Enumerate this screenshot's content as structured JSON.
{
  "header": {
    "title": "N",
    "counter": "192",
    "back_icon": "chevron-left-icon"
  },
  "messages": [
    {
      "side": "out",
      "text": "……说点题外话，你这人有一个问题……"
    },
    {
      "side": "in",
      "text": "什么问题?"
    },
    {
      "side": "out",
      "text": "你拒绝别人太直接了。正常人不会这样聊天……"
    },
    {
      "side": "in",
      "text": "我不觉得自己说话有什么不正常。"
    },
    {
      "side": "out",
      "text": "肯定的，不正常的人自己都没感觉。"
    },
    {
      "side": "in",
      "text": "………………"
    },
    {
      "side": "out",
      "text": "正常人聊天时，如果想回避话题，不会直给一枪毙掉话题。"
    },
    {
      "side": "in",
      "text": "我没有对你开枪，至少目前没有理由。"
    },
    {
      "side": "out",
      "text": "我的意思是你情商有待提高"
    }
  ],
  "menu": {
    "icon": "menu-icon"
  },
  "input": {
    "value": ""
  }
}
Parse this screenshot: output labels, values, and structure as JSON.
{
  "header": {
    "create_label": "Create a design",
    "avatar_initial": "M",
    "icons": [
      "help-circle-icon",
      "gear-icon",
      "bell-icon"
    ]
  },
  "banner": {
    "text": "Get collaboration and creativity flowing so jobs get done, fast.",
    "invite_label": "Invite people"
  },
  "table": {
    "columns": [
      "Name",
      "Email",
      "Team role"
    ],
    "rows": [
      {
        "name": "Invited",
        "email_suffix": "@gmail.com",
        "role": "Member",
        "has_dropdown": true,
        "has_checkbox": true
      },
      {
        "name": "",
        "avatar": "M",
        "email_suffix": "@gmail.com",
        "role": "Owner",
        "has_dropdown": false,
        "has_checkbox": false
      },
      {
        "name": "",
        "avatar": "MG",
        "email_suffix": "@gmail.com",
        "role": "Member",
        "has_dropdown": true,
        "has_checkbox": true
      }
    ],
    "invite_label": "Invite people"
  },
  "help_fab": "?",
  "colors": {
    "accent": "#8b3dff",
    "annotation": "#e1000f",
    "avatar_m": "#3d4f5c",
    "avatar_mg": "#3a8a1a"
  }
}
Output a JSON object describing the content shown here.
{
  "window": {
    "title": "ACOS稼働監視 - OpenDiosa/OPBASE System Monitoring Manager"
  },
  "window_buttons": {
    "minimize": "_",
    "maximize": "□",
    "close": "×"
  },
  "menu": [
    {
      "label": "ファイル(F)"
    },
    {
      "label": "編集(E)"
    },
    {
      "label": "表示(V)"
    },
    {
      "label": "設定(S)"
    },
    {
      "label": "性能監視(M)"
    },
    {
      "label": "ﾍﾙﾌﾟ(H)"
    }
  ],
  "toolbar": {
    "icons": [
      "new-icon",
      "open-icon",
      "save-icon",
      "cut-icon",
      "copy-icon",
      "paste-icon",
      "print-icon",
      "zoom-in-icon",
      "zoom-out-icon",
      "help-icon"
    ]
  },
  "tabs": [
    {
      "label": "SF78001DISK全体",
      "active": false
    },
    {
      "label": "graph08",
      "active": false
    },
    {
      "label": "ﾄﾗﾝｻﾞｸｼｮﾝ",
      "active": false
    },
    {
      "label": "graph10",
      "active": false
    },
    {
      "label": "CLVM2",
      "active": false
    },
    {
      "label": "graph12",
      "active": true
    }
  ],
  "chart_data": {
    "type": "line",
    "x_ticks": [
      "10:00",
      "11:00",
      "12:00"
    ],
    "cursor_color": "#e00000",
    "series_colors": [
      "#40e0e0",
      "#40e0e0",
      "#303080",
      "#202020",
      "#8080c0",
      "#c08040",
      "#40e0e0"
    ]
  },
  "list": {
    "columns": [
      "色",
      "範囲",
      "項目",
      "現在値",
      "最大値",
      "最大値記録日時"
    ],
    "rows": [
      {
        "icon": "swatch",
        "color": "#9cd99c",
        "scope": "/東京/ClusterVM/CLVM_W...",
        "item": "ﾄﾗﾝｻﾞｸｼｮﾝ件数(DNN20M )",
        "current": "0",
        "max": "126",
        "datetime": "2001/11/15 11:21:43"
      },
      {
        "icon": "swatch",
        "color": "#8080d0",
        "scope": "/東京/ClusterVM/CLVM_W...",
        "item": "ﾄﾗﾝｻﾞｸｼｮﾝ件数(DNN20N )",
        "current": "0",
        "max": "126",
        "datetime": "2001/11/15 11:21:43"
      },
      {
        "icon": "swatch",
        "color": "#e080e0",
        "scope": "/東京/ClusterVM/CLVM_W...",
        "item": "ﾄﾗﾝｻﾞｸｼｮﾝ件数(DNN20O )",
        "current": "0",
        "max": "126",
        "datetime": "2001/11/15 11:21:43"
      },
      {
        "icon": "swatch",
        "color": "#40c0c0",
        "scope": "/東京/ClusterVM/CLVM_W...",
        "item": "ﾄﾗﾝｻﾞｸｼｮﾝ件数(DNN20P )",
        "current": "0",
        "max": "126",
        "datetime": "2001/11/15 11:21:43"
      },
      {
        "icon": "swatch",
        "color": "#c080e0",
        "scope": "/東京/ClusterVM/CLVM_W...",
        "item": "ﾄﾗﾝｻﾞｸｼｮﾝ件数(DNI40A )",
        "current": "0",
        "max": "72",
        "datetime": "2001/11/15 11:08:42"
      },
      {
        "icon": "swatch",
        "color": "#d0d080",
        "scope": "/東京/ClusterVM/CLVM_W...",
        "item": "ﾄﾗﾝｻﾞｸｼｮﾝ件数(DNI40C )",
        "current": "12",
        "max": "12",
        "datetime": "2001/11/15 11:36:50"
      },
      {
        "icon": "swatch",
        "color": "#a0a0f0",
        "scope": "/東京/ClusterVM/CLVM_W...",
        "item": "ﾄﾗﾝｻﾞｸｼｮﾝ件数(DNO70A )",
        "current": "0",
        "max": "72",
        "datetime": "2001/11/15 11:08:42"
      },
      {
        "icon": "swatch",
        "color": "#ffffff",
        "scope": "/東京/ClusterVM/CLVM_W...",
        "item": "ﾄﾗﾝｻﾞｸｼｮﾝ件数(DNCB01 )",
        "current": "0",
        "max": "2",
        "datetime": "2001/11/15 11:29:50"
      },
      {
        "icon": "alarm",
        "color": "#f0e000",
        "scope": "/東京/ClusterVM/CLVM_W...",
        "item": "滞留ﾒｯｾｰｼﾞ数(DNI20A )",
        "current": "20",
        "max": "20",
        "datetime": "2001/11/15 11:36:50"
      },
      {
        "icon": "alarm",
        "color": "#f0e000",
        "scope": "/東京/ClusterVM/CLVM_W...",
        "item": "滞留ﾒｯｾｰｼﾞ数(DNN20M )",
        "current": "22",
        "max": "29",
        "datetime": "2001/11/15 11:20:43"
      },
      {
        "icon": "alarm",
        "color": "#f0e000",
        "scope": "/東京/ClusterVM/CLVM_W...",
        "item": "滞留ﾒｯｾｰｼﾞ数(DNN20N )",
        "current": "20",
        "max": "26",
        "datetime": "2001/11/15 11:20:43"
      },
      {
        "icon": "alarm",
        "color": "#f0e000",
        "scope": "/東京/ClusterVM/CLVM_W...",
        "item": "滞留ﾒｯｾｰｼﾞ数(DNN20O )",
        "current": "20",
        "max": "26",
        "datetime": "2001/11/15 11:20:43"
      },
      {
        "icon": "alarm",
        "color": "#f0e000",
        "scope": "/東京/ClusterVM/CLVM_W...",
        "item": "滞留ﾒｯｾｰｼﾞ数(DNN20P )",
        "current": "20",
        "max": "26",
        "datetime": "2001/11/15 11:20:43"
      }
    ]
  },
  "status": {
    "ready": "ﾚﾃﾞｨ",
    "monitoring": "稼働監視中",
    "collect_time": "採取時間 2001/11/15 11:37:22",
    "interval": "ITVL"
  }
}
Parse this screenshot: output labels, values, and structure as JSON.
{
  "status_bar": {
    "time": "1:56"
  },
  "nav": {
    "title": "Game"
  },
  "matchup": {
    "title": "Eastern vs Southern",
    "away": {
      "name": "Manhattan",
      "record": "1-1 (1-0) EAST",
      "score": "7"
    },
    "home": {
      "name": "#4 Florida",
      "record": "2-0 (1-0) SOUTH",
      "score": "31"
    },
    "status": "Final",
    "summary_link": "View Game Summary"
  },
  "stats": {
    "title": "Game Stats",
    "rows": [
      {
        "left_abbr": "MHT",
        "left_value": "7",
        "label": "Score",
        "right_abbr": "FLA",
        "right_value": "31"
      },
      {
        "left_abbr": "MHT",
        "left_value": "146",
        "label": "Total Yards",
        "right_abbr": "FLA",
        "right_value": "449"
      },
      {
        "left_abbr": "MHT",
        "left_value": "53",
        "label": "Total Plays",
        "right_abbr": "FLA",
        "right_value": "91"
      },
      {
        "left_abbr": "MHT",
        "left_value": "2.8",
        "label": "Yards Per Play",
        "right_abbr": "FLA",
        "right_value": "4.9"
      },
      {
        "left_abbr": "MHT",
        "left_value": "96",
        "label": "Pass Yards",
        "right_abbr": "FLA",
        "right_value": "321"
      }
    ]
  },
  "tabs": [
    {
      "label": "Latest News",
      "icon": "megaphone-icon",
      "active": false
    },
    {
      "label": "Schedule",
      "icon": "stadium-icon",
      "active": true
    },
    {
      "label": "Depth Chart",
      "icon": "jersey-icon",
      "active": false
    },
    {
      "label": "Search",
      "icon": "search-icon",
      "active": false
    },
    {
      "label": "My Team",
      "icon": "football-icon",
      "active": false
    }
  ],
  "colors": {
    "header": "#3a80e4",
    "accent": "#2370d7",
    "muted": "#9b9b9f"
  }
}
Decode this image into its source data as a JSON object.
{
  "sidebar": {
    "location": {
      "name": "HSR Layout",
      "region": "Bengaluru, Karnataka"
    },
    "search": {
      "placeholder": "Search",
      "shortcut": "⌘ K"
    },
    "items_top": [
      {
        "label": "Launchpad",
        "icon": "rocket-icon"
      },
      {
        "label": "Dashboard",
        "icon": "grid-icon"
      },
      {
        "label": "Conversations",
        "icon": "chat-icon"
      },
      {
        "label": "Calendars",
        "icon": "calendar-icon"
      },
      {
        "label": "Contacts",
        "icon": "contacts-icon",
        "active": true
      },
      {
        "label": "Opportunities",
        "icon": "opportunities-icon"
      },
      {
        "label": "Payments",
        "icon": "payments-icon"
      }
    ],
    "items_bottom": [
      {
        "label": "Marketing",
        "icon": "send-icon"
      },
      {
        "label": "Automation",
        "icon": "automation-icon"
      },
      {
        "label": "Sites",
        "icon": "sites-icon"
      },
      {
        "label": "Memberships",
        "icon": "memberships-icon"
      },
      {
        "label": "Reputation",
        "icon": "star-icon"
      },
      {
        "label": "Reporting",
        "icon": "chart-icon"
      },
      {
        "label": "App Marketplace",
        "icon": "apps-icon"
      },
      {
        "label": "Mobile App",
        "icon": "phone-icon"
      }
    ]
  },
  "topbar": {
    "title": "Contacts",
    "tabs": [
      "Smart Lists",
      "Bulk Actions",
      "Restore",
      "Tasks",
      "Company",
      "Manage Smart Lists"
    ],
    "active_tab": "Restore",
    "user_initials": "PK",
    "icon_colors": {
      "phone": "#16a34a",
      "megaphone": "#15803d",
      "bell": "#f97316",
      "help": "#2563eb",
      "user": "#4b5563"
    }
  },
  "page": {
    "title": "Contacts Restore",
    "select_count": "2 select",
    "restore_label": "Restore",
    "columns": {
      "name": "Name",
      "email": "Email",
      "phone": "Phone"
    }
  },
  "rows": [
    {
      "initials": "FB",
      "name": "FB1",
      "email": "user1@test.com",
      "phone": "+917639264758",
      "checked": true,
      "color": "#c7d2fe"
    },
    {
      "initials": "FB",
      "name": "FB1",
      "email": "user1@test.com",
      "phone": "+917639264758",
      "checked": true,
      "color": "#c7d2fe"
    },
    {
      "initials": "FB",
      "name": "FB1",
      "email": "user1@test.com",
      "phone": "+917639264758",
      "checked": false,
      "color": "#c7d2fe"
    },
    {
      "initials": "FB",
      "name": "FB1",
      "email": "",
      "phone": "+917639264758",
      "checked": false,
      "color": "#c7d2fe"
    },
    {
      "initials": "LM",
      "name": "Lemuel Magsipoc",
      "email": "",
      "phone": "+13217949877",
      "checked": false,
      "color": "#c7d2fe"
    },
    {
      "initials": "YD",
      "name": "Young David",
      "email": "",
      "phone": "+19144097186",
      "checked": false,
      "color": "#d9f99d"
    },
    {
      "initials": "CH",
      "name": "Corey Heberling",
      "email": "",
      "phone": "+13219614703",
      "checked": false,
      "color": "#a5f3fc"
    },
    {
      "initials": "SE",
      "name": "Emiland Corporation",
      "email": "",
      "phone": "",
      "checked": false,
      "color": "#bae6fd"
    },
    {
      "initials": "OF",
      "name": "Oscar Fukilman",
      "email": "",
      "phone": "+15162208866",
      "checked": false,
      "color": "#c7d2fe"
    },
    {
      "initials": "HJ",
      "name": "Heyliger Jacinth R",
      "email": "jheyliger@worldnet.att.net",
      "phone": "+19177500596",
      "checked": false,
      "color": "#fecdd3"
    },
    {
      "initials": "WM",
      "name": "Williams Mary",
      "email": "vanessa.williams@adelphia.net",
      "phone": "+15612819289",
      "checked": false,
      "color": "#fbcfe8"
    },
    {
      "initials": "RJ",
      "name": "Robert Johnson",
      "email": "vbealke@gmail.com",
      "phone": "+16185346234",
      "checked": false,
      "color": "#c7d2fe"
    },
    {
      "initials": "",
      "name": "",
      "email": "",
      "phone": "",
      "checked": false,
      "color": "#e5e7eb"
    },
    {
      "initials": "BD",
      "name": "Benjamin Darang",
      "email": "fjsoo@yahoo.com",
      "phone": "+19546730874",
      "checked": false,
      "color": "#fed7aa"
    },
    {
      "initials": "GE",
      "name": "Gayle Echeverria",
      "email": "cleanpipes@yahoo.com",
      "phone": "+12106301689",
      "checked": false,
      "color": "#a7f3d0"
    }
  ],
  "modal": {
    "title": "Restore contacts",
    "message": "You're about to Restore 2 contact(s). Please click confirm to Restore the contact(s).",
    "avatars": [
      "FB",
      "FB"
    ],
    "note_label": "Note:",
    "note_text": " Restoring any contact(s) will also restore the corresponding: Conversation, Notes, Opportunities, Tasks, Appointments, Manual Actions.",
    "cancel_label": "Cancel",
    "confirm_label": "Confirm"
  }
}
★ ★ ★ ★ ★
(WHAT THE EXERCISE ASKS) Copy each line of the preceding data that contains the string "yahoo".

(CORRECT RESPONSE)
      "email": "fjsoo@yahoo.com",
      "email": "cleanpipes@yahoo.com",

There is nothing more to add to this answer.